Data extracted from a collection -
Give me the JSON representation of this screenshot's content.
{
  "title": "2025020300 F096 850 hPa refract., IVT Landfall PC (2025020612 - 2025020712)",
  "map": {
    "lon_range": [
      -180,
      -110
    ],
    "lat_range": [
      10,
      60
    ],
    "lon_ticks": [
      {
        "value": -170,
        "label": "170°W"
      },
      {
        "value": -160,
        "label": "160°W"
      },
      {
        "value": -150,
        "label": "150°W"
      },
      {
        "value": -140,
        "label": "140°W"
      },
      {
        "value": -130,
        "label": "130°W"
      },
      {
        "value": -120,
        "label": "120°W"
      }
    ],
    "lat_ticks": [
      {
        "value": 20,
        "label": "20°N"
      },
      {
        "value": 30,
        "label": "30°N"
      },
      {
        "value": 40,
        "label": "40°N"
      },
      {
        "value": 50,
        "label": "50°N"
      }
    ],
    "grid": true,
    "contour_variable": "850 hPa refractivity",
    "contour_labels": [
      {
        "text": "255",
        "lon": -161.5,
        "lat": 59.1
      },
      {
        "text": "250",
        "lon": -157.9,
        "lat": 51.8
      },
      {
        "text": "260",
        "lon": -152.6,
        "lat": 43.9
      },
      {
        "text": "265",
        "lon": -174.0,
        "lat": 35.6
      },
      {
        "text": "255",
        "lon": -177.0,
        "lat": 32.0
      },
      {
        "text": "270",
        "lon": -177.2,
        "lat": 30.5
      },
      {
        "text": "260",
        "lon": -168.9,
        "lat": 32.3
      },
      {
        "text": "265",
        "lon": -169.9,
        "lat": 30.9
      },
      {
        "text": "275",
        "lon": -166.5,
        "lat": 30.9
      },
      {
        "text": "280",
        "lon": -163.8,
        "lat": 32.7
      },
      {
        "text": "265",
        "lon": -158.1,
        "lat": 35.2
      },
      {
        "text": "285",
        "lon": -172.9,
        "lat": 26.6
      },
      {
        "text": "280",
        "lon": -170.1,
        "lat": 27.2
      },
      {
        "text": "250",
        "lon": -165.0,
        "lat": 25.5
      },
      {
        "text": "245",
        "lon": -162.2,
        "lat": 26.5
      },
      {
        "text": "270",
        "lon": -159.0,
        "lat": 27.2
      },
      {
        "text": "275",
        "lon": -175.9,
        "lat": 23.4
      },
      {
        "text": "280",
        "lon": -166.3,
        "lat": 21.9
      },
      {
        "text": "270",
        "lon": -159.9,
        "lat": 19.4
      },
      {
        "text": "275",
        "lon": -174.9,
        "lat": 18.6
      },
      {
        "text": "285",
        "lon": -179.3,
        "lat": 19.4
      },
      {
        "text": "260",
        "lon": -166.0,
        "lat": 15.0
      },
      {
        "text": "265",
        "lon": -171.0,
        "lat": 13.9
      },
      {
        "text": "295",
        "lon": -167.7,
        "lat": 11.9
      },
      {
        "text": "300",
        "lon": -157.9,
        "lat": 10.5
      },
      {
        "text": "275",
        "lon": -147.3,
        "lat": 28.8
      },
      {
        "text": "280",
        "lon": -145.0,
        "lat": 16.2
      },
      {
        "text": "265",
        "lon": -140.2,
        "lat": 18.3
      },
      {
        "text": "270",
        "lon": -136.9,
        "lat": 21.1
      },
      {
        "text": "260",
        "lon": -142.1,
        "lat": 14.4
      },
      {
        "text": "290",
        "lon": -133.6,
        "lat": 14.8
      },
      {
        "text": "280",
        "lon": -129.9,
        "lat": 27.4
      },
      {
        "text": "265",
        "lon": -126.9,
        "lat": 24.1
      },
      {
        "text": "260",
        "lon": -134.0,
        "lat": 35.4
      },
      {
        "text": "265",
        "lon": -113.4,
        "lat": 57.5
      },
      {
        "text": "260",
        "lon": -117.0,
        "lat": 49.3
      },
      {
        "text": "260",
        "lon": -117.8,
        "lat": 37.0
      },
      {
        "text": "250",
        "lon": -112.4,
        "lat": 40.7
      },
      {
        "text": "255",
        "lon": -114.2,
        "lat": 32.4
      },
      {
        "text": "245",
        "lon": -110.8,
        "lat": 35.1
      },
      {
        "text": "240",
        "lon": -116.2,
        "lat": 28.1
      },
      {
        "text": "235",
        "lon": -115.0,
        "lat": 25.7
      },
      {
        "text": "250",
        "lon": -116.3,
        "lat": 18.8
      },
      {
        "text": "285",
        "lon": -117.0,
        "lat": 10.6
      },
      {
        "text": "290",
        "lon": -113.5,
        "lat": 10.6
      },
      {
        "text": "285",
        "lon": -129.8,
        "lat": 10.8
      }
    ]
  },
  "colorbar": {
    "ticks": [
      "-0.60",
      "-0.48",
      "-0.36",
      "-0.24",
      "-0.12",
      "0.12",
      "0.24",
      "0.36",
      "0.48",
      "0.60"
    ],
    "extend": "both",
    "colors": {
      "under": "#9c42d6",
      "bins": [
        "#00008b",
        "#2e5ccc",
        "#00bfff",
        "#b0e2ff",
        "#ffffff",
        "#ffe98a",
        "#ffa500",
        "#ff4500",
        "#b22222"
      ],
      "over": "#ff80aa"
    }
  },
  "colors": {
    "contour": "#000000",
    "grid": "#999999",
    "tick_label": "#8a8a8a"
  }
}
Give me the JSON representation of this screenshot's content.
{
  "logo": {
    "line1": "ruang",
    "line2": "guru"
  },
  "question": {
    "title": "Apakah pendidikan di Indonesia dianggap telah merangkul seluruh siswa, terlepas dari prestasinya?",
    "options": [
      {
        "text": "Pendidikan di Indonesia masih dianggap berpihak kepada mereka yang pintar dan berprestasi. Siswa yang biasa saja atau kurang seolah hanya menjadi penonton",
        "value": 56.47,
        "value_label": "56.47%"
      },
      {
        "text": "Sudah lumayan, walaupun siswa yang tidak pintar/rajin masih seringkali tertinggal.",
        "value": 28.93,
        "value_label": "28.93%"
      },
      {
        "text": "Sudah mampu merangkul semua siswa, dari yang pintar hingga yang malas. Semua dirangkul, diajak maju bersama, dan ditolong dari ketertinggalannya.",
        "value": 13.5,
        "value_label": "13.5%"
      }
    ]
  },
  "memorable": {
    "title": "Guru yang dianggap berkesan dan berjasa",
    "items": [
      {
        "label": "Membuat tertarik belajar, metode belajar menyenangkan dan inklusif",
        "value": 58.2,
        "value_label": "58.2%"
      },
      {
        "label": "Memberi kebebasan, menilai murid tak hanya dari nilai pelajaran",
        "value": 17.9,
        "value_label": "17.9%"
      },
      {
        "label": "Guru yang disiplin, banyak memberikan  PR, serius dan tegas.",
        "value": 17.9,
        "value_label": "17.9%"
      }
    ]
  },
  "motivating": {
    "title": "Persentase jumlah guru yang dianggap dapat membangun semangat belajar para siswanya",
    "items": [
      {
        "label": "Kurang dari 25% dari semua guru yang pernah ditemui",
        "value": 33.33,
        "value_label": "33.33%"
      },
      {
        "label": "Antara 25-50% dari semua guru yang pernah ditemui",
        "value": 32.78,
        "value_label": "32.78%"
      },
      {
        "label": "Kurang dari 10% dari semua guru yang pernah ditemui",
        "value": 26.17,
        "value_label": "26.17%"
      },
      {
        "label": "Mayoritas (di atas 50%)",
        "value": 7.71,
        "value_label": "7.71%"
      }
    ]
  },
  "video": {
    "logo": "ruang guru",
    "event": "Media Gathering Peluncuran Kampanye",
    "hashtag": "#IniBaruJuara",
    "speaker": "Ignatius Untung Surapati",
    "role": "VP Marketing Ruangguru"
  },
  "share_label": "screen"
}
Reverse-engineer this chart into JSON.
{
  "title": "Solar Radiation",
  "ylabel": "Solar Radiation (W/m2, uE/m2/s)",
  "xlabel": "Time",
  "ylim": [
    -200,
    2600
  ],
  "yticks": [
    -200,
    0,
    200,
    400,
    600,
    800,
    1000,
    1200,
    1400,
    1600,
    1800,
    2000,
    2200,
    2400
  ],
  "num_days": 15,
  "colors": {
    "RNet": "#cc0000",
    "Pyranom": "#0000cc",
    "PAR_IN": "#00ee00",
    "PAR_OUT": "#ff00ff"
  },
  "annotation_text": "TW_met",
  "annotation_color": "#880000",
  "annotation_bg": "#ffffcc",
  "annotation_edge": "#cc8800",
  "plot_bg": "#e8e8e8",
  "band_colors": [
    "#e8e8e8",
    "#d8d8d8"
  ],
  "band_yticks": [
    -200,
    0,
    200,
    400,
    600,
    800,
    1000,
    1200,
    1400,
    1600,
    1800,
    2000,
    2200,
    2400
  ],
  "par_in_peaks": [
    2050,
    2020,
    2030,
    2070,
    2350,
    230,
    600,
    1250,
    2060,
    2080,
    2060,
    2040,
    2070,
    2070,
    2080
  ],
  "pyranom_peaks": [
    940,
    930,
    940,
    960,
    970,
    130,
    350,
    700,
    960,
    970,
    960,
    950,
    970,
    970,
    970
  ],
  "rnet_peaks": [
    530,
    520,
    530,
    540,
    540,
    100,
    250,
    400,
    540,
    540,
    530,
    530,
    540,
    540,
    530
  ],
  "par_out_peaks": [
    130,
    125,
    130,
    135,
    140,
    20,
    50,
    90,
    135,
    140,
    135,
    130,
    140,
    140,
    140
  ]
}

Set task - Determine the number of lines in the records that include the string "merangkul", and respond with that number only.

Result of this task - 2